**Exercise description**:
From the entries below, please gather each line containing the string "категории".
·····
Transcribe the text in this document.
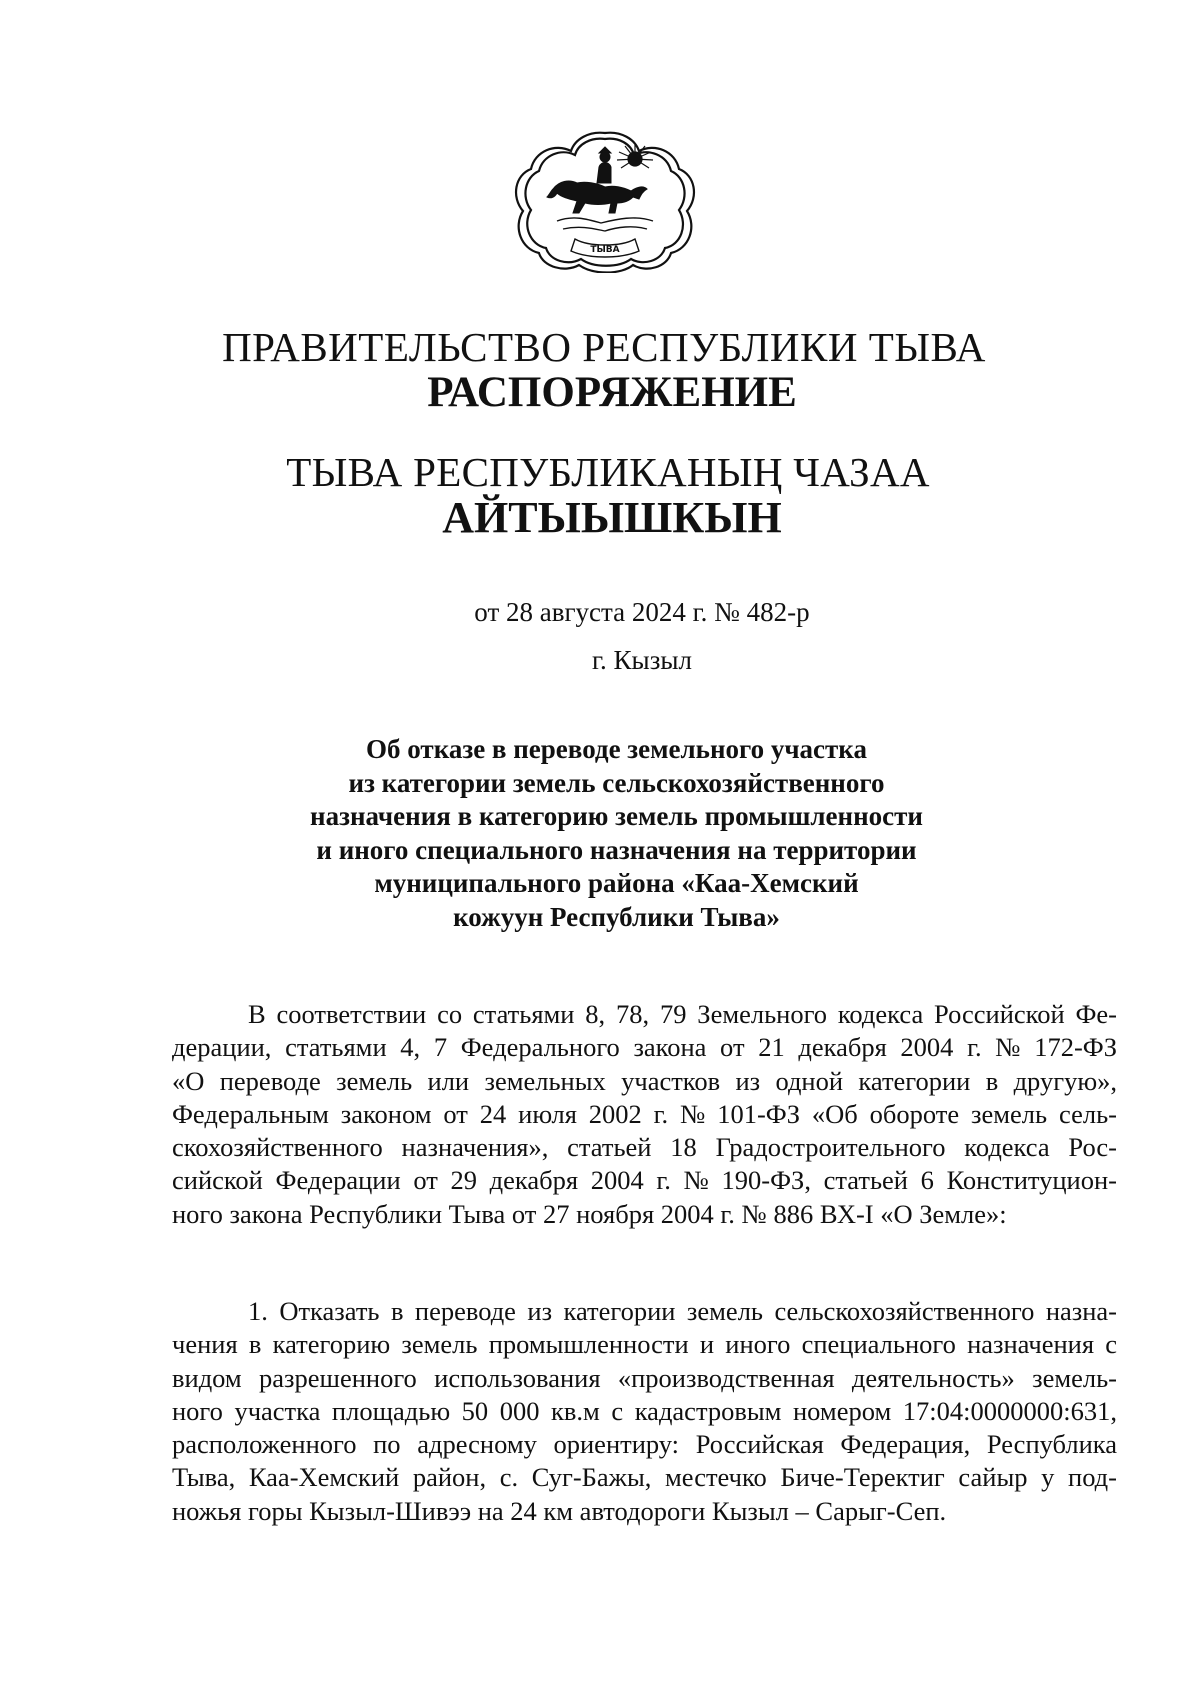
ТЫВА
ПРАВИТЕЛЬСТВО РЕСПУБЛИКИ ТЫВА
РАСПОРЯЖЕНИЕ
ТЫВА РЕСПУБЛИКАНЫҢ ЧАЗАА
АЙТЫЫШКЫН
от 28 августа 2024 г. № 482-р
г. Кызыл
Об отказе в переводе земельного участка
из категории земель сельскохозяйственного
назначения в категорию земель промышленности
и иного специального назначения на территории
муниципального района «Каа-Хемский
кожуун Республики Тыва»
В соответствии со статьями 8, 78, 79 Земельного кодекса Российской Фе-
дерации, статьями 4, 7 Федерального закона от 21 декабря 2004 г. № 172-ФЗ
«О переводе земель или земельных участков из одной категории в другую»,
Федеральным законом от 24 июля 2002 г. № 101-ФЗ «Об обороте земель сель-
скохозяйственного назначения», статьей 18 Градостроительного кодекса Рос-
сийской Федерации от 29 декабря 2004 г. № 190-ФЗ, статьей 6 Конституцион-
ного закона Республики Тыва от 27 ноября 2004 г. № 886 ВХ-I «О Земле»:
1. Отказать в переводе из категории земель сельскохозяйственного назна-
чения в категорию земель промышленности и иного специального назначения с
видом разрешенного использования «производственная деятельность» земель-
ного участка площадью 50 000 кв.м с кадастровым номером 17:04:0000000:631,
расположенного по адресному ориентиру: Российская Федерация, Республика
Тыва, Каа-Хемский район, с. Суг-Бажы, местечко Биче-Теректиг сайыр у под-
ножья горы Кызыл-Шивээ на 24 км автодороги Кызыл – Сарыг-Сеп.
·····
**Answer to this exercise**:
из категории земель сельскохозяйственного
«О переводе земель или земельных участков из одной категории в другую»,
1. Отказать в переводе из категории земель сельскохозяйственного назна-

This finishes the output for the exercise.